**Prompt**
Write out every line below that includes the word "Экспериментальная".

━━━ Material

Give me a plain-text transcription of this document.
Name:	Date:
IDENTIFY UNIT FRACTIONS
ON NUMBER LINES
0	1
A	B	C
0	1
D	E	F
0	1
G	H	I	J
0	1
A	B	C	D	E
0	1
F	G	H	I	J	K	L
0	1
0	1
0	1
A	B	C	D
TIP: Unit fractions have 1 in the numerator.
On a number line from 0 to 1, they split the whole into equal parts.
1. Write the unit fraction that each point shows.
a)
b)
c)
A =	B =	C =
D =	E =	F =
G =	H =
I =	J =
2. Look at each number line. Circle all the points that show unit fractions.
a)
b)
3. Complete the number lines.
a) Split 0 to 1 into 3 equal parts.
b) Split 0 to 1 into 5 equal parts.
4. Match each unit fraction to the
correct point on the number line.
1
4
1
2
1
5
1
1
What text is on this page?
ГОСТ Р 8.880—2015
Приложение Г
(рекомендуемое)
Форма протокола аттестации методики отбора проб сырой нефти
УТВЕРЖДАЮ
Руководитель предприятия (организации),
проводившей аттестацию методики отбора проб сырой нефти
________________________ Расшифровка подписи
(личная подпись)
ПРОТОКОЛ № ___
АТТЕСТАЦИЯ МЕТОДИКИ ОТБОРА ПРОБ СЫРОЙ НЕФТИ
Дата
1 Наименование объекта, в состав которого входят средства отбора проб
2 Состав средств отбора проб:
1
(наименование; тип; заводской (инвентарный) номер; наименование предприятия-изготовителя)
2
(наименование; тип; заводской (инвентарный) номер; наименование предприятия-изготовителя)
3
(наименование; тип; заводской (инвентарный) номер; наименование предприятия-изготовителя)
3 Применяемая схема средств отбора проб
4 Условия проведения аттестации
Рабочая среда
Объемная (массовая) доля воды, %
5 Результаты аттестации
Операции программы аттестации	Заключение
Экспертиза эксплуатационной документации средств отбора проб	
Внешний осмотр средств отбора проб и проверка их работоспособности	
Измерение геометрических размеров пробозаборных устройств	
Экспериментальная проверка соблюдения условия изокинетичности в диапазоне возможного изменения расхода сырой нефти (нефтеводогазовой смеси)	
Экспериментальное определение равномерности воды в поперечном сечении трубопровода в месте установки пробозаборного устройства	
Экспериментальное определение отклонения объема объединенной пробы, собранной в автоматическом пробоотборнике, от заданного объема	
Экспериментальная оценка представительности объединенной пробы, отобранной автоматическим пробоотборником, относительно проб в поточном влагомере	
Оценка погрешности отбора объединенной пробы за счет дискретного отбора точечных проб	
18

━━━━━━

**The answer**
Экспериментальная проверка соблюдения условия изокинетичности в диапазоне возможного изменения расхода сырой нефти (нефтеводогазовой смеси)	
Экспериментальная оценка представительности объединенной пробы, отобранной автоматическим пробоотборником, относительно проб в поточном влагомере	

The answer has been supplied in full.